Exercise description ::
Return the lines where the word "ekonomik" occurs.

Task data ::
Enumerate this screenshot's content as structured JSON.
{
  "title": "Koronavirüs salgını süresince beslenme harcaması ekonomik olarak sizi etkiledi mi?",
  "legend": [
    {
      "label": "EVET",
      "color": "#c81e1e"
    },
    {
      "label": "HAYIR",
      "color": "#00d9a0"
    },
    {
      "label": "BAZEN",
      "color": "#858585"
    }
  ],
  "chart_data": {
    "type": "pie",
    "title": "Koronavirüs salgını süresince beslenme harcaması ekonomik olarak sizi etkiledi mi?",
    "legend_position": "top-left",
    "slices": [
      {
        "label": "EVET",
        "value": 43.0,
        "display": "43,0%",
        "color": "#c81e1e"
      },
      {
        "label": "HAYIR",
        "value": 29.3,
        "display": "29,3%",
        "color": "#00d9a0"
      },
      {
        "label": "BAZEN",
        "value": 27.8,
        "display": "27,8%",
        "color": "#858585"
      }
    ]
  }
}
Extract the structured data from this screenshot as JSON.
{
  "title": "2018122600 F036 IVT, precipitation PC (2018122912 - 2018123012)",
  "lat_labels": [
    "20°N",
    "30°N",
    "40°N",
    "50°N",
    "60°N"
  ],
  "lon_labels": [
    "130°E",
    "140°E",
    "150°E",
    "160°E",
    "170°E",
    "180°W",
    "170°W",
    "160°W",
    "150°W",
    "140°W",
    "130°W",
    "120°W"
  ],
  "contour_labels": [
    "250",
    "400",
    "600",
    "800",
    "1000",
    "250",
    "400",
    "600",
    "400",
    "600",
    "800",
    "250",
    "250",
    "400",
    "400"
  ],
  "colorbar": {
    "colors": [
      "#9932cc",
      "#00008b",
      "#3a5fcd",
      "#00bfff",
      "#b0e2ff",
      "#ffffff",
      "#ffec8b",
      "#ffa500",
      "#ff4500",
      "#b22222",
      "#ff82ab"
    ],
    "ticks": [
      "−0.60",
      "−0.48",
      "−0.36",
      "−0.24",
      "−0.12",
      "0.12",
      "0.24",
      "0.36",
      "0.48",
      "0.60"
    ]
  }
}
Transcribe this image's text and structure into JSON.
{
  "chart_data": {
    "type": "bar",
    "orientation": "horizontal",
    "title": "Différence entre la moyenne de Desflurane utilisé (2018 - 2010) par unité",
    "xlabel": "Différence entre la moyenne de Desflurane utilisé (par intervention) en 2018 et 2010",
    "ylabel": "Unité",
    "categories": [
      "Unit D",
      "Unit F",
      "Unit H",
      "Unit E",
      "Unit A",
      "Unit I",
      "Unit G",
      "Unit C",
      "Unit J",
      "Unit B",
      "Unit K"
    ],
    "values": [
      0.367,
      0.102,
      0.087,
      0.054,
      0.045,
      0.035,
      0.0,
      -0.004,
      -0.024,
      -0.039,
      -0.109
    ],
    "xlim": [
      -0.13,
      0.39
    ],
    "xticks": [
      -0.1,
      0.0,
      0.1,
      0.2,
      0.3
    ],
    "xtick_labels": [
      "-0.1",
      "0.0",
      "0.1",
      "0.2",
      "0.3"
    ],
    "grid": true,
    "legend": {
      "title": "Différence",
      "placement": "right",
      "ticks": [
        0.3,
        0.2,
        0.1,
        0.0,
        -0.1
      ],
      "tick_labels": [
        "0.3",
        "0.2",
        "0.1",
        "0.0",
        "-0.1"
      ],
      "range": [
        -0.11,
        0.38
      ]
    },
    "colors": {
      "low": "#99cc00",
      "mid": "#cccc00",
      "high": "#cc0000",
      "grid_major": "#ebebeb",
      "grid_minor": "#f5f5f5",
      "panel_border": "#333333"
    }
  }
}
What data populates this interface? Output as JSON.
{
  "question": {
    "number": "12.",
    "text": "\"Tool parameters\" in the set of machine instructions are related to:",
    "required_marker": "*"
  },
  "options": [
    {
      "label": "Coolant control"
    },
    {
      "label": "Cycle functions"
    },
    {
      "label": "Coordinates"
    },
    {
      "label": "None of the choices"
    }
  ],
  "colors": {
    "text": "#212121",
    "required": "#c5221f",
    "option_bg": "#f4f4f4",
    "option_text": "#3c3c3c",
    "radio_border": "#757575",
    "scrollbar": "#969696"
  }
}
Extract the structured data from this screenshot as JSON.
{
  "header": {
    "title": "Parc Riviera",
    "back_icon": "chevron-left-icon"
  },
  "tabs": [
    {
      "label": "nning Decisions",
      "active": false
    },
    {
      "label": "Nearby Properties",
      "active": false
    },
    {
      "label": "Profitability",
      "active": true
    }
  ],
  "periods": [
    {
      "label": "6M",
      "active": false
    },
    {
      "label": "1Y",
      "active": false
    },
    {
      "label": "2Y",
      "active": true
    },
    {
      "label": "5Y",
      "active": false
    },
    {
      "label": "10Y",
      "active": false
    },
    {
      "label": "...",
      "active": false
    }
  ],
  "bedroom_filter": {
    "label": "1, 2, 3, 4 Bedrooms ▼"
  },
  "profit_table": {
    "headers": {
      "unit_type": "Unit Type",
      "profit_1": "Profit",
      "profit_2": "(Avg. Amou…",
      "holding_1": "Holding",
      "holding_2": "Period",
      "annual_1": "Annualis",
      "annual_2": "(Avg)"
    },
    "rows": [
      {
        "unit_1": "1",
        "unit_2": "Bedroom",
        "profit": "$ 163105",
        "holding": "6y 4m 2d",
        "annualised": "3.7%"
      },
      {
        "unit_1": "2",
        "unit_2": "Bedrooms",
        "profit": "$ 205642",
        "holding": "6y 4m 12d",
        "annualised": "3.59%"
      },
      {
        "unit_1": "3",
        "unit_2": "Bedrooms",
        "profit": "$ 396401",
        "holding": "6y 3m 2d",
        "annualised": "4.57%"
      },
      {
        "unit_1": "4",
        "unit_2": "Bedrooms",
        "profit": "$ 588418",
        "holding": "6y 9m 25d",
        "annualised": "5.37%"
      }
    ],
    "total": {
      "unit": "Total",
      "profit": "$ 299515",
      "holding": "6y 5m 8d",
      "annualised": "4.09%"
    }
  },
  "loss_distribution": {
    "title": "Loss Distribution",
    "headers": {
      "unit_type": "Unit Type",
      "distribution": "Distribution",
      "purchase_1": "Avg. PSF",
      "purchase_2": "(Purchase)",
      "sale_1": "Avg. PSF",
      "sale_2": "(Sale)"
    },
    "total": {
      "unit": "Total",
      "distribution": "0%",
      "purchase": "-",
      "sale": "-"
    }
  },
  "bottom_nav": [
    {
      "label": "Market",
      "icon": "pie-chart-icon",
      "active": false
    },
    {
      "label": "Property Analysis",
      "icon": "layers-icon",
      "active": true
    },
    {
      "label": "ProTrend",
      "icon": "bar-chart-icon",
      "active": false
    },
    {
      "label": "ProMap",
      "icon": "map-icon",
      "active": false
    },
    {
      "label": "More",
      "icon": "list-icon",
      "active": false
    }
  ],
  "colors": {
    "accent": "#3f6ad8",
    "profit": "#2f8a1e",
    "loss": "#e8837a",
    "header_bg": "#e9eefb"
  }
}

Result ::
  "title": "Koronavirüs salgını süresince beslenme harcaması ekonomik olarak sizi etkiledi mi?",
    "title": "Koronavirüs salgını süresince beslenme harcaması ekonomik olarak sizi etkiledi mi?",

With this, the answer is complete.